- [WHAT IS REQUIRED] Each entry must appear again exactly as it does in the source.

........

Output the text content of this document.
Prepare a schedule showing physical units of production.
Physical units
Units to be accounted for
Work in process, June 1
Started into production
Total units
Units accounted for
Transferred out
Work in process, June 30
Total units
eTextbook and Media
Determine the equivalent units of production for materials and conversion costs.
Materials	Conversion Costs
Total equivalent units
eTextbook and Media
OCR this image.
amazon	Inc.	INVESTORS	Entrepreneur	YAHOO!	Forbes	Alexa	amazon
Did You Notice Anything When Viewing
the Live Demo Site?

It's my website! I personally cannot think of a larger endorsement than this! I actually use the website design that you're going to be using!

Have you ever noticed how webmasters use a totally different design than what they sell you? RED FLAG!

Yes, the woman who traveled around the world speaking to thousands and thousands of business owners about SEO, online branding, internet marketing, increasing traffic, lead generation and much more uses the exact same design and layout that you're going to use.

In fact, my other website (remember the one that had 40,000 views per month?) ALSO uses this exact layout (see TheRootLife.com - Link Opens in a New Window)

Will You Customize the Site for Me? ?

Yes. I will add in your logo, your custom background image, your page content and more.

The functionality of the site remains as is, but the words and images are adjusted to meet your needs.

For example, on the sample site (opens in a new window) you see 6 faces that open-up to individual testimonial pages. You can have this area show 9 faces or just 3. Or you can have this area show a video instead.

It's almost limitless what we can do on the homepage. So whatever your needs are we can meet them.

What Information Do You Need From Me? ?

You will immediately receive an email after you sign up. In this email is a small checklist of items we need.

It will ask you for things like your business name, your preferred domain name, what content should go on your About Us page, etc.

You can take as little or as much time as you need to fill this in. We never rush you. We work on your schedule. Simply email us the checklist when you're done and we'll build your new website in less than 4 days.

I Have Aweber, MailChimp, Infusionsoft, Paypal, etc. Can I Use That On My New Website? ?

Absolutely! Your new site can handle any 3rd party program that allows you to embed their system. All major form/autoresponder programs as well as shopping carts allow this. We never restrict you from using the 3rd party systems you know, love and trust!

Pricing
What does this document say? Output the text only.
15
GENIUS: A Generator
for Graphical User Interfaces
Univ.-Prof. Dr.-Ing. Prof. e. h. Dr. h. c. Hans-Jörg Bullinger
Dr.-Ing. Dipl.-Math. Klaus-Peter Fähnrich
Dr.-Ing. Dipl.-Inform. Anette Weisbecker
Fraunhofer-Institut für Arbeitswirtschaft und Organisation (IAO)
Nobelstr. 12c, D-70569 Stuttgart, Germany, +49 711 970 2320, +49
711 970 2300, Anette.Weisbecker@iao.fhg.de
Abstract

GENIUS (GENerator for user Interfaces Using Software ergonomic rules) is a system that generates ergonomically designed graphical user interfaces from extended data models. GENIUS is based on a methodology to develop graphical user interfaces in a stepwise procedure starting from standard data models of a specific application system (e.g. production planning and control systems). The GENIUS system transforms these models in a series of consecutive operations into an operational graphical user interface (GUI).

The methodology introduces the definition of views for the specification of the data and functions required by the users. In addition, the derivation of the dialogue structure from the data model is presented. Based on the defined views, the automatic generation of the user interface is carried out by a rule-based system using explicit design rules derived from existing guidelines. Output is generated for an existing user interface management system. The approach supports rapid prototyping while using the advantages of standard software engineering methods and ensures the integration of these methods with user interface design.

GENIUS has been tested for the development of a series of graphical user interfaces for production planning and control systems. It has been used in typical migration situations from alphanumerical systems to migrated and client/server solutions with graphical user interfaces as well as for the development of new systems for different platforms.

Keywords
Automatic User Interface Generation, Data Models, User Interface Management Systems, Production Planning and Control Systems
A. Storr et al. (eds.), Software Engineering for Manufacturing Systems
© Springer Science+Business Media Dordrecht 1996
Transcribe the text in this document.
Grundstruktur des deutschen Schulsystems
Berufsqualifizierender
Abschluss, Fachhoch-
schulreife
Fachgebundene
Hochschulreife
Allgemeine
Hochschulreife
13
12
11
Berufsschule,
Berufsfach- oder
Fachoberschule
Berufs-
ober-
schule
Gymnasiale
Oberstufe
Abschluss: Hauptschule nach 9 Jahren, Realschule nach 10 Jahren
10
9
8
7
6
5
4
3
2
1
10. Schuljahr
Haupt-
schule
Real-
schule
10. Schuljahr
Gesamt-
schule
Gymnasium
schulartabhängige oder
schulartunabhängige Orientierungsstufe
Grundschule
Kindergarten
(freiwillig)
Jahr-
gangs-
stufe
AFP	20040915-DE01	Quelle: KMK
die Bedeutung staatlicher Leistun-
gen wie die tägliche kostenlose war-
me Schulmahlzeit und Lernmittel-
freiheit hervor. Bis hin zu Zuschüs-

........

- [EXERCISE RESULT]
Output the text content of this document.
Prepare a schedule showing physical units of production.
Physical units
Units to be accounted for
Work in process, June 1
Started into production
Total units
Units accounted for
Transferred out
Work in process, June 30
Total units
eTextbook and Media
Determine the equivalent units of production for materials and conversion costs.
Materials	Conversion Costs
Total equivalent units
eTextbook and Media
OCR this image.
amazon	Inc.	INVESTORS	Entrepreneur	YAHOO!	Forbes	Alexa	amazon
Did You Notice Anything When Viewing
the Live Demo Site?

It's my website! I personally cannot think of a larger endorsement than this! I actually use the website design that you're going to be using!

Have you ever noticed how webmasters use a totally different design than what they sell you? RED FLAG!

Yes, the woman who traveled around the world speaking to thousands and thousands of business owners about SEO, online branding, internet marketing, increasing traffic, lead generation and much more uses the exact same design and layout that you're going to use.

In fact, my other website (remember the one that had 40,000 views per month?) ALSO uses this exact layout (see TheRootLife.com - Link Opens in a New Window)

Will You Customize the Site for Me? ?

Yes. I will add in your logo, your custom background image, your page content and more.

The functionality of the site remains as is, but the words and images are adjusted to meet your needs.

For example, on the sample site (opens in a new window) you see 6 faces that open-up to individual testimonial pages. You can have this area show 9 faces or just 3. Or you can have this area show a video instead.

It's almost limitless what we can do on the homepage. So whatever your needs are we can meet them.

What Information Do You Need From Me? ?

You will immediately receive an email after you sign up. In this email is a small checklist of items we need.

It will ask you for things like your business name, your preferred domain name, what content should go on your About Us page, etc.

You can take as little or as much time as you need to fill this in. We never rush you. We work on your schedule. Simply email us the checklist when you're done and we'll build your new website in less than 4 days.

I Have Aweber, MailChimp, Infusionsoft, Paypal, etc. Can I Use That On My New Website? ?

Absolutely! Your new site can handle any 3rd party program that allows you to embed their system. All major form/autoresponder programs as well as shopping carts allow this. We never restrict you from using the 3rd party systems you know, love and trust!

Pricing
What does this document say? Output the text only.
15
GENIUS: A Generator
for Graphical User Interfaces
Univ.-Prof. Dr.-Ing. Prof. e. h. Dr. h. c. Hans-Jörg Bullinger
Dr.-Ing. Dipl.-Math. Klaus-Peter Fähnrich
Dr.-Ing. Dipl.-Inform. Anette Weisbecker
Fraunhofer-Institut für Arbeitswirtschaft und Organisation (IAO)
Nobelstr. 12c, D-70569 Stuttgart, Germany, +49 711 970 2320, +49
711 970 2300, Anette.Weisbecker@iao.fhg.de
Abstract

GENIUS (GENerator for user Interfaces Using Software ergonomic rules) is a system that generates ergonomically designed graphical user interfaces from extended data models. GENIUS is based on a methodology to develop graphical user interfaces in a stepwise procedure starting from standard data models of a specific application system (e.g. production planning and control systems). The GENIUS system transforms these models in a series of consecutive operations into an operational graphical user interface (GUI).

The methodology introduces the definition of views for the specification of the data and functions required by the users. In addition, the derivation of the dialogue structure from the data model is presented. Based on the defined views, the automatic generation of the user interface is carried out by a rule-based system using explicit design rules derived from existing guidelines. Output is generated for an existing user interface management system. The approach supports rapid prototyping while using the advantages of standard software engineering methods and ensures the integration of these methods with user interface design.

GENIUS has been tested for the development of a series of graphical user interfaces for production planning and control systems. It has been used in typical migration situations from alphanumerical systems to migrated and client/server solutions with graphical user interfaces as well as for the development of new systems for different platforms.

Keywords
Automatic User Interface Generation, Data Models, User Interface Management Systems, Production Planning and Control Systems
A. Storr et al. (eds.), Software Engineering for Manufacturing Systems
© Springer Science+Business Media Dordrecht 1996
Transcribe the text in this document.
Grundstruktur des deutschen Schulsystems
Berufsqualifizierender
Abschluss, Fachhoch-
schulreife
Fachgebundene
Hochschulreife
Allgemeine
Hochschulreife
13
12
11
Berufsschule,
Berufsfach- oder
Fachoberschule
Berufs-
ober-
schule
Gymnasiale
Oberstufe
Abschluss: Hauptschule nach 9 Jahren, Realschule nach 10 Jahren
10
9
8
7
6
5
4
3
2
1
10. Schuljahr
Haupt-
schule
Real-
schule
10. Schuljahr
Gesamt-
schule
Gymnasium
schulartabhängige oder
schulartunabhängige Orientierungsstufe
Grundschule
Kindergarten
(freiwillig)
Jahr-
gangs-
stufe
AFP	20040915-DE01	Quelle: KMK
die Bedeutung staatlicher Leistun-
gen wie die tägliche kostenlose war-
me Schulmahlzeit und Lernmittel-
freiheit hervor. Bis hin zu Zuschüs-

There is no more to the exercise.